-- The records --
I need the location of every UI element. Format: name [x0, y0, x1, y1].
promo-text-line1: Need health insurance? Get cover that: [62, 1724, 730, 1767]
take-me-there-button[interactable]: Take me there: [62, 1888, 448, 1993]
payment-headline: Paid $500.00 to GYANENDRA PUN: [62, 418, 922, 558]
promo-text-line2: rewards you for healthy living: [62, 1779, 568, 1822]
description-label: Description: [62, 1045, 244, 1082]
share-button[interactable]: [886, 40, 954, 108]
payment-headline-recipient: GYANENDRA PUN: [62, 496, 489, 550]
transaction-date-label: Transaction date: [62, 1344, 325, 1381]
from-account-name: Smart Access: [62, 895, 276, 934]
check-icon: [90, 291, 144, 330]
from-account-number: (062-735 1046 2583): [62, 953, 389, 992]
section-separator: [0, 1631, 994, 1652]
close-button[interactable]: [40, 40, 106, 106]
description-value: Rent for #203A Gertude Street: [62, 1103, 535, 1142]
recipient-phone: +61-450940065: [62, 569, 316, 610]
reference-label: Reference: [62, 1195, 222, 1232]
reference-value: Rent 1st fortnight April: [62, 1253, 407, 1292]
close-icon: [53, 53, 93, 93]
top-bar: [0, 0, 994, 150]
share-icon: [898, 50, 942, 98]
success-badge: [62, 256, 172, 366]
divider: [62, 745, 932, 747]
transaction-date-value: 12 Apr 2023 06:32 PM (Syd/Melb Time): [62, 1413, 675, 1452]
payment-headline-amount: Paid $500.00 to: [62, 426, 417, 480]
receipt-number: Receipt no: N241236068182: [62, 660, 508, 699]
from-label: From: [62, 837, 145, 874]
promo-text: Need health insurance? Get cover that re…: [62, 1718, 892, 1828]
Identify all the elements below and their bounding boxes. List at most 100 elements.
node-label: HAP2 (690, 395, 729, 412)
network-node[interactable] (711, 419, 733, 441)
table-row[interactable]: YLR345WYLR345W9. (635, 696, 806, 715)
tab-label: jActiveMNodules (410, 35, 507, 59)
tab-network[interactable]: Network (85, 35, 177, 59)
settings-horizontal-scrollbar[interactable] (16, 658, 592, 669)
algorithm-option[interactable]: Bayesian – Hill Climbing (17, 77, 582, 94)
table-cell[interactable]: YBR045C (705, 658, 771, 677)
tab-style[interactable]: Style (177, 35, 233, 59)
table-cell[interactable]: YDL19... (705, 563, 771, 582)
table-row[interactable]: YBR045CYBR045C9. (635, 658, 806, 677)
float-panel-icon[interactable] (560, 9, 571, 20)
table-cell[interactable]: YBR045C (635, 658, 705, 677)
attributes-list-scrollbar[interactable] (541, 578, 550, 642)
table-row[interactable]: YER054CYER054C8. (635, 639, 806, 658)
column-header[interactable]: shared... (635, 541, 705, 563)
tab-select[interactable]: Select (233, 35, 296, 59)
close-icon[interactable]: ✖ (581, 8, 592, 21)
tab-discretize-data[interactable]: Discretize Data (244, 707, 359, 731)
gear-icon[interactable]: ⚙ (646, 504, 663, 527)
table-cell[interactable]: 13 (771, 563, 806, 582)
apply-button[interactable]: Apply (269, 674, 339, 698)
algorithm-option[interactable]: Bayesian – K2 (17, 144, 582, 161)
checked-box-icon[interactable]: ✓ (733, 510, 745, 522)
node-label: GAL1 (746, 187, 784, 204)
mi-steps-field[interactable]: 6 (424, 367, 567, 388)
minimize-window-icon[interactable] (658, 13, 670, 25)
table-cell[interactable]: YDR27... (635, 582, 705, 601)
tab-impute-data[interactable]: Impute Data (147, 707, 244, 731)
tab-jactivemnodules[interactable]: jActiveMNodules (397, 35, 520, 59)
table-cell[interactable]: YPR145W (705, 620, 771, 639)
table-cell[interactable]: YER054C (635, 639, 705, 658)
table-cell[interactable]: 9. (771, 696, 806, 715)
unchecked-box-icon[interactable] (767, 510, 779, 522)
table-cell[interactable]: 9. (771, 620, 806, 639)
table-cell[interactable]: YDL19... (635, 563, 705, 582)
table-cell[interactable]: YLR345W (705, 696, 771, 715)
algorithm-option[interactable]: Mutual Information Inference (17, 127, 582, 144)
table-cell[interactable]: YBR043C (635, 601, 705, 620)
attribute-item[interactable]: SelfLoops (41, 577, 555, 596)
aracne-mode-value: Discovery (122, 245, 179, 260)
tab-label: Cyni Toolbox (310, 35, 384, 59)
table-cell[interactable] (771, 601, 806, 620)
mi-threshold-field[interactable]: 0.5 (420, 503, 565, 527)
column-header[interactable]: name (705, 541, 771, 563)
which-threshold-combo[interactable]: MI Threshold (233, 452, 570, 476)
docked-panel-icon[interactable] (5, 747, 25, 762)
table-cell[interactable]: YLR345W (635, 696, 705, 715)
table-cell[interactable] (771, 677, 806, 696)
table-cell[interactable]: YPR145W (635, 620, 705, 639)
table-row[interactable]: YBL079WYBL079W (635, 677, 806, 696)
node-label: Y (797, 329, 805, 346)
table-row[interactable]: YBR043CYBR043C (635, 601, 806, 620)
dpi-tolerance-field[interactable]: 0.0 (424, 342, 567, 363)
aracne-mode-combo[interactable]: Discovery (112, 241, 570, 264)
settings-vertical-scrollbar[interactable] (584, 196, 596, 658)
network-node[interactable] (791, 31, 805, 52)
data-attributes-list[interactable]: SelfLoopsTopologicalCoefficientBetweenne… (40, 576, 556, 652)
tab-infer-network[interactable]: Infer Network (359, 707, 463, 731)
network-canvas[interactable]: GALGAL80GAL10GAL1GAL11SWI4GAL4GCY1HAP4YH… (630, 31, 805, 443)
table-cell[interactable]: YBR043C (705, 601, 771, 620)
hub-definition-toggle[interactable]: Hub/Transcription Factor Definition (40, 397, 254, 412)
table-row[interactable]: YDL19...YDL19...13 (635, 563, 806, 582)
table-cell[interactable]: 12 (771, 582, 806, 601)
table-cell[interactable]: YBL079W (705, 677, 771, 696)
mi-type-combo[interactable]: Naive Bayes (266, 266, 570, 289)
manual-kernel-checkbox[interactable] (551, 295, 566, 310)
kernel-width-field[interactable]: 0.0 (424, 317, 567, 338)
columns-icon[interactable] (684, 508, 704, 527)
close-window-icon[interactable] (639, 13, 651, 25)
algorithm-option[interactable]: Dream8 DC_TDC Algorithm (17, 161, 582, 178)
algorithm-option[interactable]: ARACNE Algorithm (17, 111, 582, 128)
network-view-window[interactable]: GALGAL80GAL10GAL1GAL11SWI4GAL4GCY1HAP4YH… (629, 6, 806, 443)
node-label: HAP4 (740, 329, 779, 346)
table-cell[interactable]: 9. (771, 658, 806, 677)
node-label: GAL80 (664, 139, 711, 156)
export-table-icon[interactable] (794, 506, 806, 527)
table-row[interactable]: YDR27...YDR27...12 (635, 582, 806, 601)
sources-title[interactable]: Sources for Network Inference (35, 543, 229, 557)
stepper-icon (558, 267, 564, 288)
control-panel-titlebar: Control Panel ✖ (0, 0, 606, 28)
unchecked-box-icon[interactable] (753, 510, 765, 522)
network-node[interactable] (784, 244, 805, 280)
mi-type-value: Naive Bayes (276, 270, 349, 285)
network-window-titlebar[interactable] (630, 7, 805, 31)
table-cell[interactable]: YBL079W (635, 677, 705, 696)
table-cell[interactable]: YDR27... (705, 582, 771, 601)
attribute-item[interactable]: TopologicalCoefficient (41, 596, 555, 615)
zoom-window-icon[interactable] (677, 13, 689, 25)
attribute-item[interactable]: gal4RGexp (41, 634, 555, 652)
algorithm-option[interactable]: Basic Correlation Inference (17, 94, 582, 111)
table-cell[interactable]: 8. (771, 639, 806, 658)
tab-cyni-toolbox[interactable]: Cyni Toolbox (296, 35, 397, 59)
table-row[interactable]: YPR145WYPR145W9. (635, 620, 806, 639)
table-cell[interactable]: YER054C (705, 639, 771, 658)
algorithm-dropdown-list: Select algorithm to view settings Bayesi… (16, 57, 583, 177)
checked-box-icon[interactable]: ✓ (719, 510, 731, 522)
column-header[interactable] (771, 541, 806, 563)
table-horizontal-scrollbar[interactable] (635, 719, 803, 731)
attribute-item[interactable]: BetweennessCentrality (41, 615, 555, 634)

-- What the task requires --
Please return the listing above word for word, from its first line through the line that contains "table-cell[interactable]: YDL19... (705, 563, 771, 582)", with both of those lines included.

-- Response below --
I need the location of every UI element. Format: name [x0, y0, x1, y1].
promo-text-line1: Need health insurance? Get cover that: [62, 1724, 730, 1767]
take-me-there-button[interactable]: Take me there: [62, 1888, 448, 1993]
payment-headline: Paid $500.00 to GYANENDRA PUN: [62, 418, 922, 558]
promo-text-line2: rewards you for healthy living: [62, 1779, 568, 1822]
description-label: Description: [62, 1045, 244, 1082]
share-button[interactable]: [886, 40, 954, 108]
payment-headline-recipient: GYANENDRA PUN: [62, 496, 489, 550]
transaction-date-label: Transaction date: [62, 1344, 325, 1381]
from-account-name: Smart Access: [62, 895, 276, 934]
check-icon: [90, 291, 144, 330]
from-account-number: (062-735 1046 2583): [62, 953, 389, 992]
section-separator: [0, 1631, 994, 1652]
close-button[interactable]: [40, 40, 106, 106]
description-value: Rent for #203A Gertude Street: [62, 1103, 535, 1142]
recipient-phone: +61-450940065: [62, 569, 316, 610]
reference-label: Reference: [62, 1195, 222, 1232]
reference-value: Rent 1st fortnight April: [62, 1253, 407, 1292]
close-icon: [53, 53, 93, 93]
top-bar: [0, 0, 994, 150]
share-icon: [898, 50, 942, 98]
success-badge: [62, 256, 172, 366]
divider: [62, 745, 932, 747]
transaction-date-value: 12 Apr 2023 06:32 PM (Syd/Melb Time): [62, 1413, 675, 1452]
payment-headline-amount: Paid $500.00 to: [62, 426, 417, 480]
receipt-number: Receipt no: N241236068182: [62, 660, 508, 699]
from-label: From: [62, 837, 145, 874]
promo-text: Need health insurance? Get cover that re…: [62, 1718, 892, 1828]
Identify all the elements below and their bounding boxes. List at most 100 elements.
node-label: HAP2 (690, 395, 729, 412)
network-node[interactable] (711, 419, 733, 441)
table-row[interactable]: YLR345WYLR345W9. (635, 696, 806, 715)
tab-label: jActiveMNodules (410, 35, 507, 59)
tab-network[interactable]: Network (85, 35, 177, 59)
settings-horizontal-scrollbar[interactable] (16, 658, 592, 669)
algorithm-option[interactable]: Bayesian – Hill Climbing (17, 77, 582, 94)
table-cell[interactable]: YBR045C (705, 658, 771, 677)
tab-style[interactable]: Style (177, 35, 233, 59)
table-cell[interactable]: YDL19... (705, 563, 771, 582)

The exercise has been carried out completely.